Supplied data:
■ ■ ■ ■
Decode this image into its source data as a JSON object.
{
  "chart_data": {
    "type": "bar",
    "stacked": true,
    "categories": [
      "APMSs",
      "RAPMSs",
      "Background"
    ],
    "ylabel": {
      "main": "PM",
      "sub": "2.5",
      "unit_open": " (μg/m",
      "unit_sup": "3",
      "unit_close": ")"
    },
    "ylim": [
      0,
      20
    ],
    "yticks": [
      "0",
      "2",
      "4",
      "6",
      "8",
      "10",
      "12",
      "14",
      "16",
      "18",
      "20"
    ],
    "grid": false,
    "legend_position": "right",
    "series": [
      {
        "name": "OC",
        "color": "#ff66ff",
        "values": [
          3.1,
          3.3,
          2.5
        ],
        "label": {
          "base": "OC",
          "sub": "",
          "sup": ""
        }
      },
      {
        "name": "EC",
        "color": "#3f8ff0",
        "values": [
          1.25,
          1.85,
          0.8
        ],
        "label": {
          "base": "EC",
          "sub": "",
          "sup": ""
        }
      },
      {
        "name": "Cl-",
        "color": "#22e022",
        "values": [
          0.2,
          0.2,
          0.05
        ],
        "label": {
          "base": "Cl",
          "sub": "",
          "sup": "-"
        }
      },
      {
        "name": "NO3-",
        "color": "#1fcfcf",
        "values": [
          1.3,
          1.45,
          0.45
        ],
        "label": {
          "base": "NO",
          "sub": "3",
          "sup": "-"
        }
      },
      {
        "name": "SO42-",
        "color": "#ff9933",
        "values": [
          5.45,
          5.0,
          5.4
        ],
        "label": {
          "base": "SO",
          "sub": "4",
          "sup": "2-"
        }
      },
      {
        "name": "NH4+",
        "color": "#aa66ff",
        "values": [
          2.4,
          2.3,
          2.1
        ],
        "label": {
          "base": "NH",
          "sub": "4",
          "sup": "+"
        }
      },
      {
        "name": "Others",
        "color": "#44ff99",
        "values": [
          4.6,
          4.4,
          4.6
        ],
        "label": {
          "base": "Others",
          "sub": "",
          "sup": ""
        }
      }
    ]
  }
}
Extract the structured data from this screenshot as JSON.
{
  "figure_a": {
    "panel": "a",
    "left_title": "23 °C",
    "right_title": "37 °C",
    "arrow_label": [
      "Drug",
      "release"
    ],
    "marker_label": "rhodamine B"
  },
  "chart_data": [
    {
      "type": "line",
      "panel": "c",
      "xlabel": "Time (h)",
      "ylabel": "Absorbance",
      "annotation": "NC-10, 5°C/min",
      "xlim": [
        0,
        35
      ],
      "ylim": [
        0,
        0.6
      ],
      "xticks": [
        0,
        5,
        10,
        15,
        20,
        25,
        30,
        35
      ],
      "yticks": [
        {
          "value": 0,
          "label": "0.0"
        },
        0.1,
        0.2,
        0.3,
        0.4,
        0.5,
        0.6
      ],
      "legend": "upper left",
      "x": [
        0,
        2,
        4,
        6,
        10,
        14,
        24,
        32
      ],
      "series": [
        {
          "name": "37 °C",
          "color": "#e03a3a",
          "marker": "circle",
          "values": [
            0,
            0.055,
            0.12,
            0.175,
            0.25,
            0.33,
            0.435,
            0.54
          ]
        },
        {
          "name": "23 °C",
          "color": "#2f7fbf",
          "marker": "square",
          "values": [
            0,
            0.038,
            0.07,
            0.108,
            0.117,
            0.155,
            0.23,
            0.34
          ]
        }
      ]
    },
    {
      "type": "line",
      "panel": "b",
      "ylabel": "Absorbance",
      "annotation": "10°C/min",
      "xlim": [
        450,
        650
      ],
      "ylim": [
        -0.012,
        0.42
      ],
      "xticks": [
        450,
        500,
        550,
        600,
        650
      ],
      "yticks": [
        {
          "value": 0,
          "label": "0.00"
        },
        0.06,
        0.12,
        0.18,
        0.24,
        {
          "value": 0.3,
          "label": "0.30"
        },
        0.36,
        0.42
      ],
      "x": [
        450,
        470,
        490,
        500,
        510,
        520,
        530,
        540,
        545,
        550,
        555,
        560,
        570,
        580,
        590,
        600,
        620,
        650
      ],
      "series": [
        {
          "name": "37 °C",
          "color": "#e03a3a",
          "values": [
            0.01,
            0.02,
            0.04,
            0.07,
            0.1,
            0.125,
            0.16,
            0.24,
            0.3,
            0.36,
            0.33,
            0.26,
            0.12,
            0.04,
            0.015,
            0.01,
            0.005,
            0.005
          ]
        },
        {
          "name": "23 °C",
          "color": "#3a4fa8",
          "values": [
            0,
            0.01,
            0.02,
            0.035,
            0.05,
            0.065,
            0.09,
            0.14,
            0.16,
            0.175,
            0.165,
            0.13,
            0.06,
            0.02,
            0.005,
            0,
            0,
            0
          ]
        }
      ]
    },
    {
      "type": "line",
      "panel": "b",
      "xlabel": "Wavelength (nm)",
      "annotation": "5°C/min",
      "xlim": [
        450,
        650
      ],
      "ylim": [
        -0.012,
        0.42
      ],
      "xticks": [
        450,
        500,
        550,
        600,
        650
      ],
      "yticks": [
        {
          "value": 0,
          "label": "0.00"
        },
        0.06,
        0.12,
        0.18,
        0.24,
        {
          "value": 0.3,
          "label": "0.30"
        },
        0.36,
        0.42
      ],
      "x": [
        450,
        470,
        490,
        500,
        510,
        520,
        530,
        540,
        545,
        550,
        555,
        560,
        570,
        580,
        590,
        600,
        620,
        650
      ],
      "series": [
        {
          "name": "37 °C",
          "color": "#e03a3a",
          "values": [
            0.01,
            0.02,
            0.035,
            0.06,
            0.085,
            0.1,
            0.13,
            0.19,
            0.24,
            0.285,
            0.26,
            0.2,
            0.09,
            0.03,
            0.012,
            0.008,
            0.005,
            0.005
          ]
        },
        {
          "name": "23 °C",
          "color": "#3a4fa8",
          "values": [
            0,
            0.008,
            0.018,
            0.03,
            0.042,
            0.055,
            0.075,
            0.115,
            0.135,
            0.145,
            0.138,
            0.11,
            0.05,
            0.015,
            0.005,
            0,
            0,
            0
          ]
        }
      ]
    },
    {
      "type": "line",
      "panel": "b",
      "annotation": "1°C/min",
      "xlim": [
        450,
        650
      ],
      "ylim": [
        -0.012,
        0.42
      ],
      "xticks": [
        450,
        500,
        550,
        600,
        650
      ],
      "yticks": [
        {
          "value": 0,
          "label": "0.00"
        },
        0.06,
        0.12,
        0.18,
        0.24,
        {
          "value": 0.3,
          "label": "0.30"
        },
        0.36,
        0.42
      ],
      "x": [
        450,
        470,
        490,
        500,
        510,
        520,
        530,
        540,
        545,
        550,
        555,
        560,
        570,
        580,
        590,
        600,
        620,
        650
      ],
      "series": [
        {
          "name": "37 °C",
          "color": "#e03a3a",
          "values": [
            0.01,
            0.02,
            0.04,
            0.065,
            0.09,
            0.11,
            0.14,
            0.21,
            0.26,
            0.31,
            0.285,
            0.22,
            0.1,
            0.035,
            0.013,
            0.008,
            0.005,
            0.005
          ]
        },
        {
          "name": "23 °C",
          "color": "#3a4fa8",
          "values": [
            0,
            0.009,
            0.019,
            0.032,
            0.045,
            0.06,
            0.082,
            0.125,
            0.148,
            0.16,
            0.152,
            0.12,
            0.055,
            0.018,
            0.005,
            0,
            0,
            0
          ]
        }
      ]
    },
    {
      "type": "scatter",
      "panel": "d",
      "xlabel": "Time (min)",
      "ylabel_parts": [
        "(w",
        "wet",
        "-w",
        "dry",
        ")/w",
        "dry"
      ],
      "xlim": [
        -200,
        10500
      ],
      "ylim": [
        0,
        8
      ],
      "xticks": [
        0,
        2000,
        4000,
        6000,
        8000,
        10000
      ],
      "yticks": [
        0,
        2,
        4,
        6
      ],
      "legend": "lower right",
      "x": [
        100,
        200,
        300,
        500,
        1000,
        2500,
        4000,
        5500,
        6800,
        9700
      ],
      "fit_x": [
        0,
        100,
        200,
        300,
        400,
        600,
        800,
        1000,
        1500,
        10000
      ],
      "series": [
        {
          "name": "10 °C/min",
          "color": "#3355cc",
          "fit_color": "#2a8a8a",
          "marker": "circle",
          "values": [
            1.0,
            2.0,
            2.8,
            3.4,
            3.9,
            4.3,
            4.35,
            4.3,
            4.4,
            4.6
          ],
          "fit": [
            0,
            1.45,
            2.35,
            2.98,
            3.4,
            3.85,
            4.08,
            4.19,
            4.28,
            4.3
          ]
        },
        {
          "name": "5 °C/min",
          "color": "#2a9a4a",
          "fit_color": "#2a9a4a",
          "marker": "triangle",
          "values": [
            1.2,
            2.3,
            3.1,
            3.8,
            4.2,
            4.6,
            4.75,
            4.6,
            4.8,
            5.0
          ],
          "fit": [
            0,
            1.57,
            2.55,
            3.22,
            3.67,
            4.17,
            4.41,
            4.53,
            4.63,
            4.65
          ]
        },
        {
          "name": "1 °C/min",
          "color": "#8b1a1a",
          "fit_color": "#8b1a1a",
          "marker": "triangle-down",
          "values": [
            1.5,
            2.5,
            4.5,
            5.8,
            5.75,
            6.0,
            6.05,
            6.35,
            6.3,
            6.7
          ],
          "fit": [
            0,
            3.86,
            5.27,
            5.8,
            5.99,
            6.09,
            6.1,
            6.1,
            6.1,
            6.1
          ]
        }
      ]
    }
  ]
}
■ ■ ■ ■
Problem to solve:
Count each line of the entries that holds the word "JSON", then state the total and nothing more.

Expected answer:
2